--- START OF Provided material ---

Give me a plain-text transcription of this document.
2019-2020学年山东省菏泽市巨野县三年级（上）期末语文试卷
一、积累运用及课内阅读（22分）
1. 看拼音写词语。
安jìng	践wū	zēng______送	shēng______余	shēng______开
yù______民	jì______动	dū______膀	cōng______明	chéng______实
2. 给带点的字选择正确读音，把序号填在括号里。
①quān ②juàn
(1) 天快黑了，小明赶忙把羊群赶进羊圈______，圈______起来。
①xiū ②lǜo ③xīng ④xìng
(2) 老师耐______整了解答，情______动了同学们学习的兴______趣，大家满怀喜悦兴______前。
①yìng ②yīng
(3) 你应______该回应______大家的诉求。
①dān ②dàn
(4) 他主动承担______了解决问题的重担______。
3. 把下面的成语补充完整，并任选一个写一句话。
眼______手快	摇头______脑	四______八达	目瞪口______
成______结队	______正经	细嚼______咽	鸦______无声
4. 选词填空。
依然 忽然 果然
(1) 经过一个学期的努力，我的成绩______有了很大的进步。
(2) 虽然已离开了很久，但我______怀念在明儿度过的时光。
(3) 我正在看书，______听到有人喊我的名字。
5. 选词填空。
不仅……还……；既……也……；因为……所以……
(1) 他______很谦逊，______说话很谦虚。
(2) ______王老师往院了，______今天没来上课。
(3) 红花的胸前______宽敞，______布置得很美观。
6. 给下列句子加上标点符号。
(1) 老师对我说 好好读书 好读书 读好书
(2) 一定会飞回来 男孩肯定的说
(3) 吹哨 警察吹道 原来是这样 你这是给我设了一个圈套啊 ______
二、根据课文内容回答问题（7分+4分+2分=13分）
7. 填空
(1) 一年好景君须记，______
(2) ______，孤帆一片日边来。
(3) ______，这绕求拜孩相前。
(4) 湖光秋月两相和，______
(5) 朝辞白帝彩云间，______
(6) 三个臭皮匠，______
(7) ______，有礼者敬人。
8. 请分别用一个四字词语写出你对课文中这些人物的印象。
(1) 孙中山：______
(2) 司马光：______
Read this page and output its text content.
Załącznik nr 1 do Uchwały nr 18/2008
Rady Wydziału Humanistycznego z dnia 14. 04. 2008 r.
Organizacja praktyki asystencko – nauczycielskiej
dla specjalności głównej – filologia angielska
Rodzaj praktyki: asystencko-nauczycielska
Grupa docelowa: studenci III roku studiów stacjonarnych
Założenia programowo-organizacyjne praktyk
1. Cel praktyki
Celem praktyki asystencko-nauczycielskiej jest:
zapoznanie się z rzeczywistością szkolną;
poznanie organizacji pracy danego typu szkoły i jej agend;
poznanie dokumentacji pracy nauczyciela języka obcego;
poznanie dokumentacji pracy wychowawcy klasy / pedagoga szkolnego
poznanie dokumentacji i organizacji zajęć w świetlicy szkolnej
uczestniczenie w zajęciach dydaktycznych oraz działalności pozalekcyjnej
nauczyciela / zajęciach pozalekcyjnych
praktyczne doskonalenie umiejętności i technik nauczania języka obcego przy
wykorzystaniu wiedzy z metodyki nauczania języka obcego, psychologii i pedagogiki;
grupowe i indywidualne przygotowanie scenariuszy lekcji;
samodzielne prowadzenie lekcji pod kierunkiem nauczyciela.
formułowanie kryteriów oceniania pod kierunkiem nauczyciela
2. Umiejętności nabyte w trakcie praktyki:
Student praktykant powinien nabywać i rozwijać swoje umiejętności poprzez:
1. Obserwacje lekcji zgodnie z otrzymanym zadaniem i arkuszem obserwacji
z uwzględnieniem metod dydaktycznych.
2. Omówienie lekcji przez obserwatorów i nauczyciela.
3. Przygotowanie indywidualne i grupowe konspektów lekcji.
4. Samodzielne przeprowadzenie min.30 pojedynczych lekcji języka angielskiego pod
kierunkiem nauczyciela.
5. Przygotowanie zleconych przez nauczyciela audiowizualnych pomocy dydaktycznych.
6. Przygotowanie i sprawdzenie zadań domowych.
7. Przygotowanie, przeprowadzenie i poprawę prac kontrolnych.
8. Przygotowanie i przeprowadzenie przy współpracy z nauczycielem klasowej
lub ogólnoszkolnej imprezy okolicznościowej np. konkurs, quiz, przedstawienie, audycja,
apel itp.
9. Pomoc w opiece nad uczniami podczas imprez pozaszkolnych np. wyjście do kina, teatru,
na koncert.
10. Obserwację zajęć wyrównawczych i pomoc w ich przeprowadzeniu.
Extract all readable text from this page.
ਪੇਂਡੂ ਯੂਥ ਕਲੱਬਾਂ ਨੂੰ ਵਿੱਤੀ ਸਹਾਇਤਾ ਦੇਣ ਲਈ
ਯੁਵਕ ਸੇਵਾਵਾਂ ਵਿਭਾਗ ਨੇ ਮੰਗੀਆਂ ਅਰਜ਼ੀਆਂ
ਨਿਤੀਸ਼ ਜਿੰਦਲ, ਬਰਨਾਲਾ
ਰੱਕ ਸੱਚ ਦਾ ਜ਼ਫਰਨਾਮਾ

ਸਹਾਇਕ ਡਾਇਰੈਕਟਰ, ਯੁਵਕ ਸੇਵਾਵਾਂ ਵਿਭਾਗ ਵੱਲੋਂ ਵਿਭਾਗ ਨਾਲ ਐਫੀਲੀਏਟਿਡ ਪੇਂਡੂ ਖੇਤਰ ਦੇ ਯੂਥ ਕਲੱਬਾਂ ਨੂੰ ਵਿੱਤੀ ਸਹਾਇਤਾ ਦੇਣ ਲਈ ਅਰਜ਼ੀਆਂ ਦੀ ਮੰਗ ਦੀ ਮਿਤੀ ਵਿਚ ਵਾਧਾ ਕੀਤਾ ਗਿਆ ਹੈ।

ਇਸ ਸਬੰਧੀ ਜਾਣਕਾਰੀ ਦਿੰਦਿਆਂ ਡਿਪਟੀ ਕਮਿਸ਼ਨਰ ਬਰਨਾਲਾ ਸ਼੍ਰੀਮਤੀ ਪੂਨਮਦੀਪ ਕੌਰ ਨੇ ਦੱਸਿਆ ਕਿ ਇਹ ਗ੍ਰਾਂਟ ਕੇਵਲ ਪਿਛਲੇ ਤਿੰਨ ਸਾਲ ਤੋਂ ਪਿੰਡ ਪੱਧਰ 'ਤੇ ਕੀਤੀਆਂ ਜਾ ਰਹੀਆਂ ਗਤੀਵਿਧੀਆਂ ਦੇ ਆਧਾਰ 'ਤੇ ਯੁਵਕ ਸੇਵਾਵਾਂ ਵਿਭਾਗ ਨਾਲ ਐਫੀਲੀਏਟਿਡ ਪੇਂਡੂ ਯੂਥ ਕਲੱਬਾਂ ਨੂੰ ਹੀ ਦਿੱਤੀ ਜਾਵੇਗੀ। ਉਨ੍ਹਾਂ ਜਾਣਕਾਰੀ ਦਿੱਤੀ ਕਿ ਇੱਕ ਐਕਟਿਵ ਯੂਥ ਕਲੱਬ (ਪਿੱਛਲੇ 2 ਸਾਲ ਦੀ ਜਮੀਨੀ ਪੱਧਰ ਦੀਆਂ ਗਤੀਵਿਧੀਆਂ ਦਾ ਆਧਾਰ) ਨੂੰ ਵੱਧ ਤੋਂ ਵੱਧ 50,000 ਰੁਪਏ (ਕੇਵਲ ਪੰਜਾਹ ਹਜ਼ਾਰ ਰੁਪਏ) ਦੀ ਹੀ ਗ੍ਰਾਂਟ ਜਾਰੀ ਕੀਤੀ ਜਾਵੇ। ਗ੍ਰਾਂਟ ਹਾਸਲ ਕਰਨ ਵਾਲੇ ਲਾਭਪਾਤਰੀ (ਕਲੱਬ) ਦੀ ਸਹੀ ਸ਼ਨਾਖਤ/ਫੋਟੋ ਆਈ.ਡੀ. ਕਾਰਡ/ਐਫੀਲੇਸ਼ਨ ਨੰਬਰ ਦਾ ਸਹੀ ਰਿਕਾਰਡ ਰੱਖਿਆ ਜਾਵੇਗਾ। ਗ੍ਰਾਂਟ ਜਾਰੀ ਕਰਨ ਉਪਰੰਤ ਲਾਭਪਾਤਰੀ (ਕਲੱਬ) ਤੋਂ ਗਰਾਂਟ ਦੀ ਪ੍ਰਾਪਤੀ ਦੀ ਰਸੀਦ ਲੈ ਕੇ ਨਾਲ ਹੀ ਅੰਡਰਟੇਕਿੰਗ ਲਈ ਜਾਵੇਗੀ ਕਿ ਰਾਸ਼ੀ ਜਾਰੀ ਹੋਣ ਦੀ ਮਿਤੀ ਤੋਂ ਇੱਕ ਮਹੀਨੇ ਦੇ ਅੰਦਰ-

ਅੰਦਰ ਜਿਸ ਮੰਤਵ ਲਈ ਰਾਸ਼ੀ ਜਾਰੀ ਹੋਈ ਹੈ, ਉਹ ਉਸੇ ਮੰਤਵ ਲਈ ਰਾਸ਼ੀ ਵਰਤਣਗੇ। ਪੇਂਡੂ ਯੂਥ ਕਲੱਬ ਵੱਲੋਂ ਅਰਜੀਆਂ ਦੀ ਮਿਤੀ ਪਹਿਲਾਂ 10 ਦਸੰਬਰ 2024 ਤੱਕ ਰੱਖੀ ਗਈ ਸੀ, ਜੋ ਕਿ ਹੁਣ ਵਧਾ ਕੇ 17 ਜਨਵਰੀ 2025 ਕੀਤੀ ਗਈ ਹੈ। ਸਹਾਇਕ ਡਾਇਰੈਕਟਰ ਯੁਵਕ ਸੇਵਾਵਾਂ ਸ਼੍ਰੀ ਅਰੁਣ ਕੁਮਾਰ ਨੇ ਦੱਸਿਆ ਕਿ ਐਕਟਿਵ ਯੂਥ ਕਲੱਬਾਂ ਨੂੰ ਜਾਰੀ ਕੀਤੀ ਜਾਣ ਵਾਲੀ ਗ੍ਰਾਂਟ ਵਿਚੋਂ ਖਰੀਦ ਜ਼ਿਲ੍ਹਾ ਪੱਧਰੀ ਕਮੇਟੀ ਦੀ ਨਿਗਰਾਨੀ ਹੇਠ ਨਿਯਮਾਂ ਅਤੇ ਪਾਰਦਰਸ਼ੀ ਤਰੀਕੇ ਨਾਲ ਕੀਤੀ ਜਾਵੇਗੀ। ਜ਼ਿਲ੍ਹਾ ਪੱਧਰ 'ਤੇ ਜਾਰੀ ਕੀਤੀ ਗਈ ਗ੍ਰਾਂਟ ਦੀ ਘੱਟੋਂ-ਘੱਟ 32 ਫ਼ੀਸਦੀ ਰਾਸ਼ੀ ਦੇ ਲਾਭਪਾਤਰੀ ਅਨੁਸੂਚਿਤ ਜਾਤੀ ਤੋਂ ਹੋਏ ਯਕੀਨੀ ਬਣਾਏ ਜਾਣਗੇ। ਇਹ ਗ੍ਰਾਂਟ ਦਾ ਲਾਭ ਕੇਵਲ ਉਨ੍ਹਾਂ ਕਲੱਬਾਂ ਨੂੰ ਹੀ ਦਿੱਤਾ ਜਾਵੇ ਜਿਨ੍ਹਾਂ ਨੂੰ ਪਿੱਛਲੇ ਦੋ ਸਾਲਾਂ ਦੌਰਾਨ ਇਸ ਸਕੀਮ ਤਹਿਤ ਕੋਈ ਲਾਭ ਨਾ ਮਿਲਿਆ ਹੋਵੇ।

--- END OF Provided material ---

**Instruction:** Find every line that has "obcego" in it, then return those lines.

**Answer for the task:**
poznanie dokumentacji pracy nauczyciela języka obcego;
praktyczne doskonalenie umiejętności i technik nauczania języka obcego przy
wykorzystaniu wiedzy z metodyki nauczania języka obcego, psychologii i pedagogiki;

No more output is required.